Working data:
========================================
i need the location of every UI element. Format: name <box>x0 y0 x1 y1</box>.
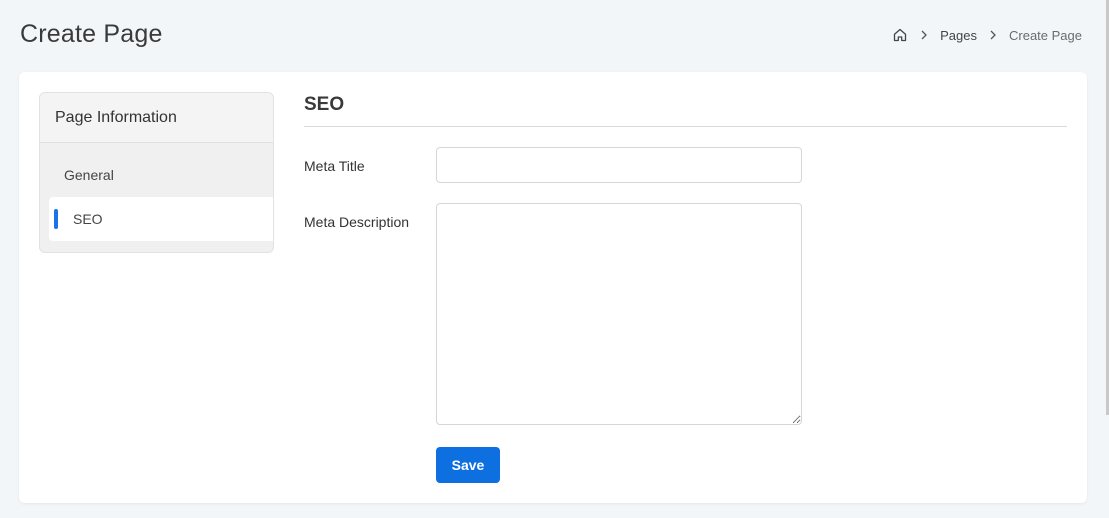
page-info-title: Page Information <box>40 93 273 143</box>
sidebar-item-general[interactable]: General <box>40 153 273 197</box>
meta-title-row: Meta Title <box>304 147 1067 183</box>
save-button[interactable]: Save <box>436 447 500 483</box>
chevron-right-icon <box>985 27 1001 43</box>
seo-form: SEO Meta Title Meta Description <box>304 94 1067 425</box>
page-title: Create Page <box>20 20 163 48</box>
chevron-right-icon <box>916 27 932 43</box>
page: Create Page Pages Create Page Page Infor… <box>0 0 1109 518</box>
sidebar-item-label: SEO <box>73 211 103 227</box>
breadcrumb: Pages Create Page <box>892 27 1082 43</box>
meta-description-label: Meta Description <box>304 214 410 230</box>
page-info-panel: Page Information General SEO <box>39 92 274 253</box>
meta-title-label: Meta Title <box>304 158 365 174</box>
main-card: Page Information General SEO SEO Meta Ti… <box>19 72 1087 503</box>
meta-description-textarea[interactable] <box>436 203 802 425</box>
home-icon[interactable] <box>892 27 908 43</box>
meta-title-input[interactable] <box>436 147 802 183</box>
breadcrumb-item-current: Create Page <box>1009 27 1082 43</box>
breadcrumb-item-pages[interactable]: Pages <box>940 28 977 43</box>
sidebar-item-label: General <box>64 167 114 183</box>
sidebar-item-seo[interactable]: SEO <box>49 197 273 241</box>
active-indicator <box>54 209 58 229</box>
meta-description-row: Meta Description <box>304 203 1067 425</box>
section-title: SEO <box>304 94 1067 127</box>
========================================
Aim of the exercise: Rewrite the rows above, changing every "Create Page" to "New Page" and keeping everything else the same. Omit the picture from your answer.

Finished task:
i need the location of every UI element. Format: name <box>x0 y0 x1 y1</box>.
page-info-title: Page Information <box>40 93 273 143</box>
sidebar-item-general[interactable]: General <box>40 153 273 197</box>
meta-title-row: Meta Title <box>304 147 1067 183</box>
save-button[interactable]: Save <box>436 447 500 483</box>
chevron-right-icon <box>985 27 1001 43</box>
seo-form: SEO Meta Title Meta Description <box>304 94 1067 425</box>
page-title: New Page <box>20 20 163 48</box>
chevron-right-icon <box>916 27 932 43</box>
page: New Page Pages New Page Page Infor… <box>0 0 1109 518</box>
sidebar-item-label: SEO <box>73 211 103 227</box>
breadcrumb: Pages New Page <box>892 27 1082 43</box>
meta-description-label: Meta Description <box>304 214 410 230</box>
page-info-panel: Page Information General SEO <box>39 92 274 253</box>
meta-title-label: Meta Title <box>304 158 365 174</box>
main-card: Page Information General SEO SEO Meta Ti… <box>19 72 1087 503</box>
meta-description-textarea[interactable] <box>436 203 802 425</box>
home-icon[interactable] <box>892 27 908 43</box>
meta-title-input[interactable] <box>436 147 802 183</box>
breadcrumb-item-current: New Page <box>1009 27 1082 43</box>
breadcrumb-item-pages[interactable]: Pages <box>940 28 977 43</box>
sidebar-item-label: General <box>64 167 114 183</box>
sidebar-item-seo[interactable]: SEO <box>49 197 273 241</box>
active-indicator <box>54 209 58 229</box>
meta-description-row: Meta Description <box>304 203 1067 425</box>
section-title: SEO <box>304 94 1067 127</box>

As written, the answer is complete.